◆ Goal
Please work out how many lines in the material contain "Medidas" and give only that figure.

>> start Dataset content

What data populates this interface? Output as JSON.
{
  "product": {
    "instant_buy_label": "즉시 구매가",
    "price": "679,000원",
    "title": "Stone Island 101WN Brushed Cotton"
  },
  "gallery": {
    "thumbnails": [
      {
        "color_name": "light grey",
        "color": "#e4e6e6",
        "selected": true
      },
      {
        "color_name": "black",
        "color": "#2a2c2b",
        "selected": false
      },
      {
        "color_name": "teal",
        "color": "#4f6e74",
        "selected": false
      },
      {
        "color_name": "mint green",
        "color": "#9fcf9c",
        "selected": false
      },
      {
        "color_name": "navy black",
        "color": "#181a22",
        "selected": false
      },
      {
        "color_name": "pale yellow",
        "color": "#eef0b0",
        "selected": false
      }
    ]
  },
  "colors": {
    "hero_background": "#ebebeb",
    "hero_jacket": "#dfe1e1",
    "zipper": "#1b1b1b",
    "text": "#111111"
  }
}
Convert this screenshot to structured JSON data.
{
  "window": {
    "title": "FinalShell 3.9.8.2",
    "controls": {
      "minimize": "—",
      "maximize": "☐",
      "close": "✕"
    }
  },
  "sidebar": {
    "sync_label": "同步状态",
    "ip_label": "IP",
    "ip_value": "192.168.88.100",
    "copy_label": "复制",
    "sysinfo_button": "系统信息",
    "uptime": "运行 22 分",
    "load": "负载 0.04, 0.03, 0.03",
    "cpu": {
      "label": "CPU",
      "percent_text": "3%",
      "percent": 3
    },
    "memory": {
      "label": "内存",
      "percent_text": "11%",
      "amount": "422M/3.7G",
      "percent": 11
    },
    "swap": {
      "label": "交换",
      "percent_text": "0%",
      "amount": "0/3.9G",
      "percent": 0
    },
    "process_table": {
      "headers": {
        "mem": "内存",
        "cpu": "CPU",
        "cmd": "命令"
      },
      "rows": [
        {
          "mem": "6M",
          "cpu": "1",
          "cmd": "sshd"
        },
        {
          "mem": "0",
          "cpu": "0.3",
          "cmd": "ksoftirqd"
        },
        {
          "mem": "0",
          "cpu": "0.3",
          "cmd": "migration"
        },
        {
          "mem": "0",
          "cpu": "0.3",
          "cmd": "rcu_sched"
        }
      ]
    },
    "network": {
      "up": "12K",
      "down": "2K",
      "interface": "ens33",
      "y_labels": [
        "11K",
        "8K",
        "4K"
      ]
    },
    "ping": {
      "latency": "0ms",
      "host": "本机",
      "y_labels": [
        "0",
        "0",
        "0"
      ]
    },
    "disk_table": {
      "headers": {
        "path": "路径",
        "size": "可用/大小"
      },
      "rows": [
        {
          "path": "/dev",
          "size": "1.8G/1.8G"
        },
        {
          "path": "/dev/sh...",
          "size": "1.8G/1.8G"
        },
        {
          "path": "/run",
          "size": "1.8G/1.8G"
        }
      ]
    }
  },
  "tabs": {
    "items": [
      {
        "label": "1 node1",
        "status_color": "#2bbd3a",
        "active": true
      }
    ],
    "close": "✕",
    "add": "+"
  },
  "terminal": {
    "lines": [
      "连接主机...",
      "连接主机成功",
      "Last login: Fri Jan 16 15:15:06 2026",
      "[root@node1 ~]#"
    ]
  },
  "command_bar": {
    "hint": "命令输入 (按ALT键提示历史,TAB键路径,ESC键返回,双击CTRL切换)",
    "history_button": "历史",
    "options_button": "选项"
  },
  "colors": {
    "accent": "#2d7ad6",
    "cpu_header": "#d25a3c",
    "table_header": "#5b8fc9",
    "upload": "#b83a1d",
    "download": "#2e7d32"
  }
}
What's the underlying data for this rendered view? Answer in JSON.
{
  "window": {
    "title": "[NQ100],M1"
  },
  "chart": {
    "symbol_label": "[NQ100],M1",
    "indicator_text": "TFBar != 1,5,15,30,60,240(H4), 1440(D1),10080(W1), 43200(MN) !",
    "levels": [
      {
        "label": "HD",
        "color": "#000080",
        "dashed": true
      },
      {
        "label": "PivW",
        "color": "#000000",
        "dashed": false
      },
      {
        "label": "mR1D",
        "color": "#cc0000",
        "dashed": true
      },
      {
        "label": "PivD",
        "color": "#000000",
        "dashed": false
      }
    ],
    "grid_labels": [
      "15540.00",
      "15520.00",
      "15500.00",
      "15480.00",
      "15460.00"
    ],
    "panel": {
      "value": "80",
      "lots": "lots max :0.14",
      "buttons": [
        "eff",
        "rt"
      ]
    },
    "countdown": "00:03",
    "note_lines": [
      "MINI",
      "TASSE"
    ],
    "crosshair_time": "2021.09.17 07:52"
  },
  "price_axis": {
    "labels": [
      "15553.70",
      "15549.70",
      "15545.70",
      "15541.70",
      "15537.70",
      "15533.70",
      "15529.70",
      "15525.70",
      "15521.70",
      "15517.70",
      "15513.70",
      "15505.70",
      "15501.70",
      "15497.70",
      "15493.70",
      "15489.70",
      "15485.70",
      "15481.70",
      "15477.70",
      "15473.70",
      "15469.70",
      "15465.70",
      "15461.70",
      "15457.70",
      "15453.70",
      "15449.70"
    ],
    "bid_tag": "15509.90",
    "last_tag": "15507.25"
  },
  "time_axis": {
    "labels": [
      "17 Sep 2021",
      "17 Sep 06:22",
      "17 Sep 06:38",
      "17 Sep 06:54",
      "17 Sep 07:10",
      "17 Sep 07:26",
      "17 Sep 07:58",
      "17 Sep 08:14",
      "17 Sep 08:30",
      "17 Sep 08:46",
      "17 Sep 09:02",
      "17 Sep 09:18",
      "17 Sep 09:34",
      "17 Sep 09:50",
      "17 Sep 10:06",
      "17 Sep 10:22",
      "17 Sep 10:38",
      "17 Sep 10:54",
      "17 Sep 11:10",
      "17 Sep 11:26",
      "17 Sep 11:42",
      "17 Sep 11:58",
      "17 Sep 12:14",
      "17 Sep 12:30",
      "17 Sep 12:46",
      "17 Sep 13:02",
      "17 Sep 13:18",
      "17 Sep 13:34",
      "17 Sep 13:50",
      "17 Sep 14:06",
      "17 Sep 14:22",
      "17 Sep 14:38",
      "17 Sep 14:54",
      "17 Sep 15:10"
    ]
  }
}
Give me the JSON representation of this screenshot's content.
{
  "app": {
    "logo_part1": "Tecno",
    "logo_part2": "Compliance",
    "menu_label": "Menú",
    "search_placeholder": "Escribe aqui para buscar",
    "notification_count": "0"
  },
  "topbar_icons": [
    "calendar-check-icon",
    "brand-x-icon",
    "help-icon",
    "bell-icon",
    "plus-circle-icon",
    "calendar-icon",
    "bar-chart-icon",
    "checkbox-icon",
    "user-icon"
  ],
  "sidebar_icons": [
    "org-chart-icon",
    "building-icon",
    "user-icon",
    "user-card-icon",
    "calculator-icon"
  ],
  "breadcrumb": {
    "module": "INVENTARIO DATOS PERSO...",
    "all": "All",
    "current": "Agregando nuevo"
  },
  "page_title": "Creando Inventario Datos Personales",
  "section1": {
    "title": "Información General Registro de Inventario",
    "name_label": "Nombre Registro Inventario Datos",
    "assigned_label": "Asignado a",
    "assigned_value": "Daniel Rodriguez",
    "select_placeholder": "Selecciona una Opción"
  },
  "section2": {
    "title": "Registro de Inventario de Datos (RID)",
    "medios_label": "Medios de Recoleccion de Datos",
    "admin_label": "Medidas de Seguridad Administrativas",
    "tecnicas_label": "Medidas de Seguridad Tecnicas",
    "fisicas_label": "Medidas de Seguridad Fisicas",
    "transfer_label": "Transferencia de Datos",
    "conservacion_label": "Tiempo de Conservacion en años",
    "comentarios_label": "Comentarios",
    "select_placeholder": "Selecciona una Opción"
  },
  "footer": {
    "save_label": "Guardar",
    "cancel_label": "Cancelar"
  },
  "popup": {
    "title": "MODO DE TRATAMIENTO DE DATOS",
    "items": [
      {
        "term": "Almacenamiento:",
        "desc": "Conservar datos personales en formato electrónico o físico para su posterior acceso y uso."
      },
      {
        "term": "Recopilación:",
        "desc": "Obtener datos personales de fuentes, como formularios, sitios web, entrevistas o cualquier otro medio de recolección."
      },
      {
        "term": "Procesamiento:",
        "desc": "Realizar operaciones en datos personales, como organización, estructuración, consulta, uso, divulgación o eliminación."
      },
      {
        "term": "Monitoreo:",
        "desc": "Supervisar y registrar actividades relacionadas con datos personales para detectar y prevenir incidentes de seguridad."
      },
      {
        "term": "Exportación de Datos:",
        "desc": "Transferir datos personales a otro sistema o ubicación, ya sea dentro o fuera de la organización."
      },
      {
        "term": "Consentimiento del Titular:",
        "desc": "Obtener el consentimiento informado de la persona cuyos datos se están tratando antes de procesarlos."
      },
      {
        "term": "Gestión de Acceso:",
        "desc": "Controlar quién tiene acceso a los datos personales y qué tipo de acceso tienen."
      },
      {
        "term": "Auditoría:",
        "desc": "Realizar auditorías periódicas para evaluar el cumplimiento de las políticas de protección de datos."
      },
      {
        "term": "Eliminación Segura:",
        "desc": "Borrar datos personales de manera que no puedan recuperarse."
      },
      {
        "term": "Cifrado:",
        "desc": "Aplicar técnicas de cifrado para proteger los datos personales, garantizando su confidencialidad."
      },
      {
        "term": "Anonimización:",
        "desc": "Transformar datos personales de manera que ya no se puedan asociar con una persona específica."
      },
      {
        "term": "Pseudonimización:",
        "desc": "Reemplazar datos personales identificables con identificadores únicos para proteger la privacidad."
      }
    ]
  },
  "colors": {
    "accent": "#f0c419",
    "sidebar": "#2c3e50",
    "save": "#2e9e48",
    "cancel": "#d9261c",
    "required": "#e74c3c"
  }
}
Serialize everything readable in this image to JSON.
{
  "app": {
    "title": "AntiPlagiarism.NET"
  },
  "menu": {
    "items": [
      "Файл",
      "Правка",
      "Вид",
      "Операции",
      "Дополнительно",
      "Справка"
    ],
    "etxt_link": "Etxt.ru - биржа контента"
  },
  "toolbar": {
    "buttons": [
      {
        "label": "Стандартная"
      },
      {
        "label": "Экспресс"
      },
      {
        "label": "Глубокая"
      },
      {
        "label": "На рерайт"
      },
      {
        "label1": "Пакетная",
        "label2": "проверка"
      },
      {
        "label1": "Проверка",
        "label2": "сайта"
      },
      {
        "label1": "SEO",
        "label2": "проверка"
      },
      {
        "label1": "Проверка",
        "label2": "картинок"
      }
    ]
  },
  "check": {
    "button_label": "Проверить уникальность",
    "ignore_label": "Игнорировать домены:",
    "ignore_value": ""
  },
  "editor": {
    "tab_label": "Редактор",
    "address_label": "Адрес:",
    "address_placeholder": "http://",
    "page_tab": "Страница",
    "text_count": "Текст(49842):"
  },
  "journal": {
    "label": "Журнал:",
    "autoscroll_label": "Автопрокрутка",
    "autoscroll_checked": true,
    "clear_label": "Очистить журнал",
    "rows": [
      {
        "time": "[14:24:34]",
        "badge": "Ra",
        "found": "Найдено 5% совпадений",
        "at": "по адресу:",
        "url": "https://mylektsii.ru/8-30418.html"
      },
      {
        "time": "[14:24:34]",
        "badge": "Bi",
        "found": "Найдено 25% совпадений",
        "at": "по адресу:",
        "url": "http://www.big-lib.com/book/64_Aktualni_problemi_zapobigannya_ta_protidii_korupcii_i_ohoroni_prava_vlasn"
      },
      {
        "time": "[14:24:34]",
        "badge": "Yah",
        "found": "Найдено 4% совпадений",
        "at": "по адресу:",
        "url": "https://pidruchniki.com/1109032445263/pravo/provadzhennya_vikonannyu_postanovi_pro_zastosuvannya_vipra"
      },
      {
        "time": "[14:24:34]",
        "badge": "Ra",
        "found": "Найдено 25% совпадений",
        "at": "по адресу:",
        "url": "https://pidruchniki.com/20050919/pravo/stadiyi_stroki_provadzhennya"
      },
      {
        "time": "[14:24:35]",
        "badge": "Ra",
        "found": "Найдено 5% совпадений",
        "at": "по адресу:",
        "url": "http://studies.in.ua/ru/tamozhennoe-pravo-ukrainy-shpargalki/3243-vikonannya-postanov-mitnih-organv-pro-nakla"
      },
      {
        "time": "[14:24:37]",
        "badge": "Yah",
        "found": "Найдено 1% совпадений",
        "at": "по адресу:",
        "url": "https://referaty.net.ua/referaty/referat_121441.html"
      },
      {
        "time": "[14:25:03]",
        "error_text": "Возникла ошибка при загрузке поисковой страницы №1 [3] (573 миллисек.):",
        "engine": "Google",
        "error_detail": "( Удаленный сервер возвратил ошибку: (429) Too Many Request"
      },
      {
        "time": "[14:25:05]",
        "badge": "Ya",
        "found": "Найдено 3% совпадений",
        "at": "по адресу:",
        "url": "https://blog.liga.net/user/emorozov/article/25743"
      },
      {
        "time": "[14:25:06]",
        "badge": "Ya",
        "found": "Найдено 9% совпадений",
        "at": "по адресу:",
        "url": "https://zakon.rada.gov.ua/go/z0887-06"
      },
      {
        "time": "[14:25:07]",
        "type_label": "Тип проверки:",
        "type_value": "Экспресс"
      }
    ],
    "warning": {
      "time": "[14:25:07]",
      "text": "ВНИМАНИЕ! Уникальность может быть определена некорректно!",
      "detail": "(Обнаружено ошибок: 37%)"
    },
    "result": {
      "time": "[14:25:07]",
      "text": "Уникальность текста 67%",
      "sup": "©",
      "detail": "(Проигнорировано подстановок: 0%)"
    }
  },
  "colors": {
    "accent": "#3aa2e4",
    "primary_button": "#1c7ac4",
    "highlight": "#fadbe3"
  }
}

>> end Dataset content

◆ Exercise output
3